* [Instructions to follow]:
Every entry below should be transcribed exactly; pictures stay out of the copy.

* [Material for this exercise]:
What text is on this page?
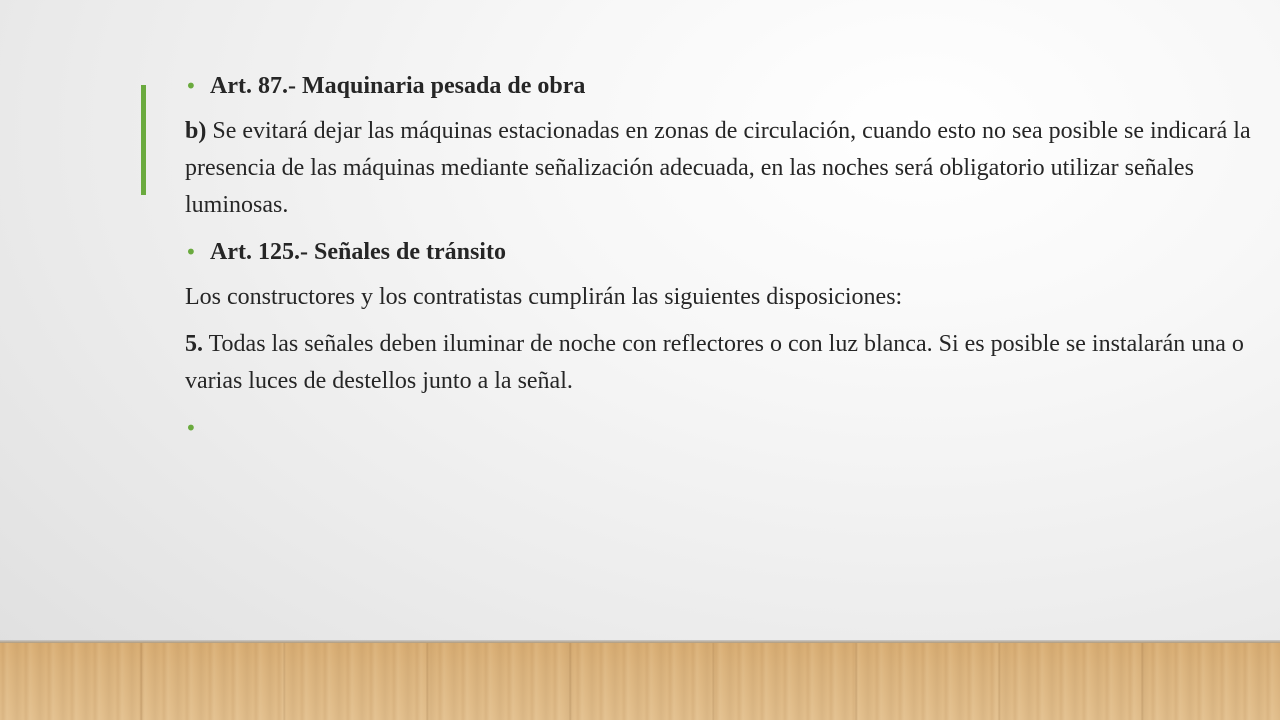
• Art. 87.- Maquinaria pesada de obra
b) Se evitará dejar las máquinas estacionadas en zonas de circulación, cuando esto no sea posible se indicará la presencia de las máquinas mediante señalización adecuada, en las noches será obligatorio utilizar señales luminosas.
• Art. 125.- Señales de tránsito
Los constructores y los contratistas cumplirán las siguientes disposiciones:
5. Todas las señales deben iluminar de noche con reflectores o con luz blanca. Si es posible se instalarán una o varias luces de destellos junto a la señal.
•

* [Solution for this exercise]:
What text is on this page?
• Art. 87.- Maquinaria pesada de obra
b) Se evitará dejar las máquinas estacionadas en zonas de circulación, cuando esto no sea posible se indicará la presencia de las máquinas mediante señalización adecuada, en las noches será obligatorio utilizar señales luminosas.
• Art. 125.- Señales de tránsito
Los constructores y los contratistas cumplirán las siguientes disposiciones:
5. Todas las señales deben iluminar de noche con reflectores o con luz blanca. Si es posible se instalarán una o varias luces de destellos junto a la señal.
•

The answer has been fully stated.